** START Records to use **

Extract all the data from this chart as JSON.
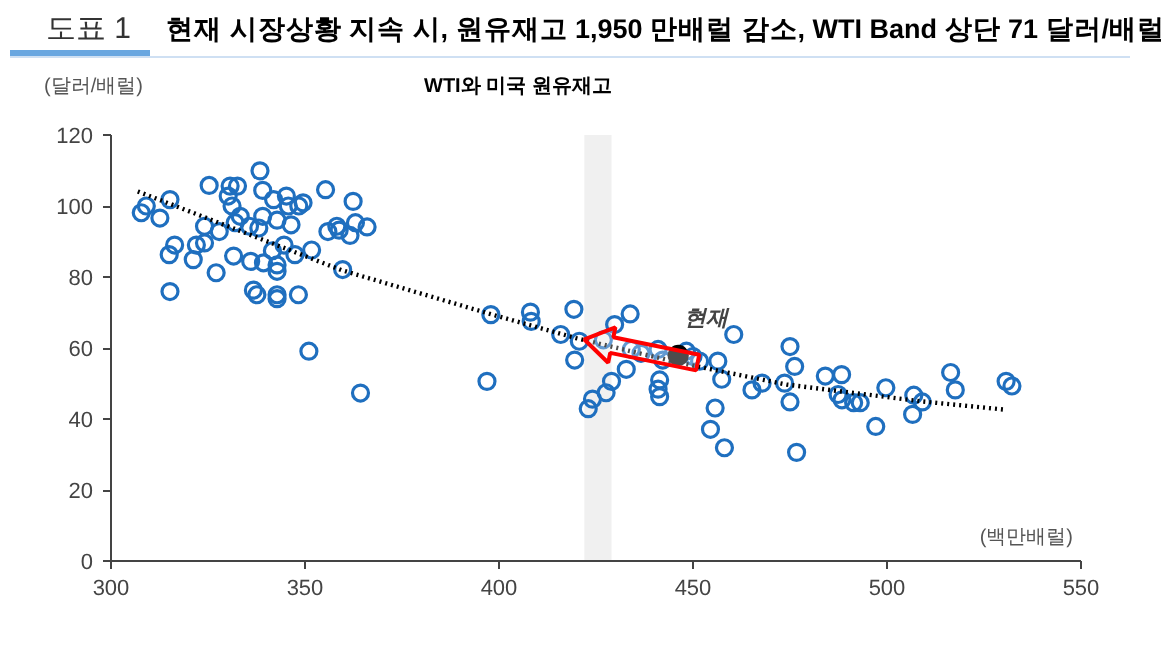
{
  "chart_data": {
    "type": "scatter",
    "title": "현재 시장상황 지속 시, 원유재고 1,950 만배럴 감소, WTI Band 상단 71 달러/배럴",
    "subtitle": "WTI와 미국 원유재고",
    "xlabel": "(백만배럴)",
    "ylabel": "(달러/배럴)",
    "annotations": [
      "도표 1",
      {
        "text": "현재",
        "x": 446.2,
        "y": 57.9
      }
    ],
    "xlim": [
      300,
      550
    ],
    "xticks": [
      300,
      350,
      400,
      450,
      500,
      550
    ],
    "ylim": [
      0,
      120
    ],
    "yticks": [
      0,
      20,
      40,
      60,
      80,
      100,
      120
    ],
    "grid": false,
    "marker": "circle",
    "bands": [
      {
        "axis": "x",
        "from": 422,
        "to": 429,
        "color": "#f0f0f0"
      }
    ],
    "series": [
      {
        "color": "#1f6fbf",
        "x": [
          307.8,
          309.1,
          312.6,
          315.2,
          316.4,
          315,
          315.2,
          321.2,
          322,
          324.1,
          324.1,
          325.3,
          327.1,
          327.9,
          330.2,
          330.7,
          332.6,
          331.2,
          331.6,
          332,
          333.3,
          335.7,
          336,
          336.7,
          337.6,
          338.1,
          338.4,
          339.1,
          339.1,
          339.3,
          341.6,
          341.9,
          342.8,
          342.8,
          342.8,
          342.8,
          342.8,
          345.2,
          344.6,
          345.7,
          346.4,
          347.4,
          348.4,
          349.5,
          348.3,
          351.7,
          351,
          355.3,
          355.9,
          358.2,
          359.7,
          358.8,
          361.6,
          362.4,
          363,
          366,
          364.3,
          397.9,
          396.9,
          408.1,
          408.3,
          415.9,
          419.3,
          419.5,
          423,
          420.7,
          424.1,
          427.6,
          429,
          426.9,
          429.8,
          433.8,
          432.8,
          434.1,
          436.6,
          441,
          441.4,
          441,
          441.4,
          442.2,
          448.3,
          450,
          451.7,
          456.4,
          457.4,
          455.7,
          454.5,
          458.1,
          460.5,
          465.2,
          467.8,
          473.6,
          475,
          476.2,
          475,
          476.7,
          484.1,
          488.3,
          487.4,
          488.4,
          491.4,
          493.1,
          499.7,
          497.1,
          506.9,
          506.6,
          509.1,
          516.4,
          517.6,
          530.7,
          532.2
        ],
        "values": [
          98.1,
          100,
          96.6,
          101.8,
          89,
          86.3,
          75.9,
          84.9,
          89,
          89.6,
          94.3,
          105.8,
          81.2,
          92.8,
          102.8,
          105.6,
          105.6,
          100,
          85.9,
          95.3,
          97.1,
          94.3,
          84.4,
          76.3,
          75,
          93.8,
          109.9,
          104.4,
          97.1,
          84,
          87.4,
          101.8,
          96,
          83.4,
          81.6,
          75,
          73.9,
          102.8,
          89,
          100,
          94.7,
          86.3,
          100,
          100.9,
          75,
          87.6,
          59.1,
          104.6,
          92.8,
          94.3,
          82.1,
          93.2,
          91.7,
          101.3,
          95.3,
          94.1,
          47.3,
          69.4,
          50.6,
          70.1,
          67.5,
          63.8,
          70.9,
          56.6,
          42.9,
          61.9,
          45.6,
          47.4,
          50.6,
          62.3,
          66.6,
          69.6,
          54,
          59.6,
          58.5,
          59.6,
          51,
          48.4,
          46.3,
          56.6,
          59.1,
          57.6,
          56.3,
          56.3,
          51.2,
          43.1,
          37.1,
          31.9,
          63.8,
          48.2,
          50.1,
          50.1,
          60.4,
          54.8,
          44.8,
          30.6,
          52.1,
          52.5,
          46.9,
          45.4,
          44.6,
          44.6,
          48.8,
          37.9,
          46.7,
          41.3,
          44.8,
          53.1,
          48.2,
          50.6,
          49.3
        ]
      },
      {
        "type": "line",
        "color": "#000000",
        "line_style": "dotted",
        "marker": "none",
        "x": [
          306.9,
          359.5,
          398.3,
          419.8,
          446.2,
          474.1,
          508.6,
          530.7
        ],
        "values": [
          104.1,
          81.9,
          69.4,
          62.8,
          55.9,
          49.7,
          45,
          42.6
        ]
      },
      {
        "type": "scatter",
        "color": "#000000",
        "x": [
          446.2
        ],
        "values": [
          57.9
        ]
      }
    ]
  }
}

** END Records to use **

> [Aim]
Each line above is to be copied verbatim. Drop any image from the copy.

> [Right answer]
Extract all the data from this chart as JSON.
{
  "chart_data": {
    "type": "scatter",
    "title": "현재 시장상황 지속 시, 원유재고 1,950 만배럴 감소, WTI Band 상단 71 달러/배럴",
    "subtitle": "WTI와 미국 원유재고",
    "xlabel": "(백만배럴)",
    "ylabel": "(달러/배럴)",
    "annotations": [
      "도표 1",
      {
        "text": "현재",
        "x": 446.2,
        "y": 57.9
      }
    ],
    "xlim": [
      300,
      550
    ],
    "xticks": [
      300,
      350,
      400,
      450,
      500,
      550
    ],
    "ylim": [
      0,
      120
    ],
    "yticks": [
      0,
      20,
      40,
      60,
      80,
      100,
      120
    ],
    "grid": false,
    "marker": "circle",
    "bands": [
      {
        "axis": "x",
        "from": 422,
        "to": 429,
        "color": "#f0f0f0"
      }
    ],
    "series": [
      {
        "color": "#1f6fbf",
        "x": [
          307.8,
          309.1,
          312.6,
          315.2,
          316.4,
          315,
          315.2,
          321.2,
          322,
          324.1,
          324.1,
          325.3,
          327.1,
          327.9,
          330.2,
          330.7,
          332.6,
          331.2,
          331.6,
          332,
          333.3,
          335.7,
          336,
          336.7,
          337.6,
          338.1,
          338.4,
          339.1,
          339.1,
          339.3,
          341.6,
          341.9,
          342.8,
          342.8,
          342.8,
          342.8,
          342.8,
          345.2,
          344.6,
          345.7,
          346.4,
          347.4,
          348.4,
          349.5,
          348.3,
          351.7,
          351,
          355.3,
          355.9,
          358.2,
          359.7,
          358.8,
          361.6,
          362.4,
          363,
          366,
          364.3,
          397.9,
          396.9,
          408.1,
          408.3,
          415.9,
          419.3,
          419.5,
          423,
          420.7,
          424.1,
          427.6,
          429,
          426.9,
          429.8,
          433.8,
          432.8,
          434.1,
          436.6,
          441,
          441.4,
          441,
          441.4,
          442.2,
          448.3,
          450,
          451.7,
          456.4,
          457.4,
          455.7,
          454.5,
          458.1,
          460.5,
          465.2,
          467.8,
          473.6,
          475,
          476.2,
          475,
          476.7,
          484.1,
          488.3,
          487.4,
          488.4,
          491.4,
          493.1,
          499.7,
          497.1,
          506.9,
          506.6,
          509.1,
          516.4,
          517.6,
          530.7,
          532.2
        ],
        "values": [
          98.1,
          100,
          96.6,
          101.8,
          89,
          86.3,
          75.9,
          84.9,
          89,
          89.6,
          94.3,
          105.8,
          81.2,
          92.8,
          102.8,
          105.6,
          105.6,
          100,
          85.9,
          95.3,
          97.1,
          94.3,
          84.4,
          76.3,
          75,
          93.8,
          109.9,
          104.4,
          97.1,
          84,
          87.4,
          101.8,
          96,
          83.4,
          81.6,
          75,
          73.9,
          102.8,
          89,
          100,
          94.7,
          86.3,
          100,
          100.9,
          75,
          87.6,
          59.1,
          104.6,
          92.8,
          94.3,
          82.1,
          93.2,
          91.7,
          101.3,
          95.3,
          94.1,
          47.3,
          69.4,
          50.6,
          70.1,
          67.5,
          63.8,
          70.9,
          56.6,
          42.9,
          61.9,
          45.6,
          47.4,
          50.6,
          62.3,
          66.6,
          69.6,
          54,
          59.6,
          58.5,
          59.6,
          51,
          48.4,
          46.3,
          56.6,
          59.1,
          57.6,
          56.3,
          56.3,
          51.2,
          43.1,
          37.1,
          31.9,
          63.8,
          48.2,
          50.1,
          50.1,
          60.4,
          54.8,
          44.8,
          30.6,
          52.1,
          52.5,
          46.9,
          45.4,
          44.6,
          44.6,
          48.8,
          37.9,
          46.7,
          41.3,
          44.8,
          53.1,
          48.2,
          50.6,
          49.3
        ]
      },
      {
        "type": "line",
        "color": "#000000",
        "line_style": "dotted",
        "marker": "none",
        "x": [
          306.9,
          359.5,
          398.3,
          419.8,
          446.2,
          474.1,
          508.6,
          530.7
        ],
        "values": [
          104.1,
          81.9,
          69.4,
          62.8,
          55.9,
          49.7,
          45,
          42.6
        ]
      },
      {
        "type": "scatter",
        "color": "#000000",
        "x": [
          446.2
        ],
        "values": [
          57.9
        ]
      }
    ]
  }
}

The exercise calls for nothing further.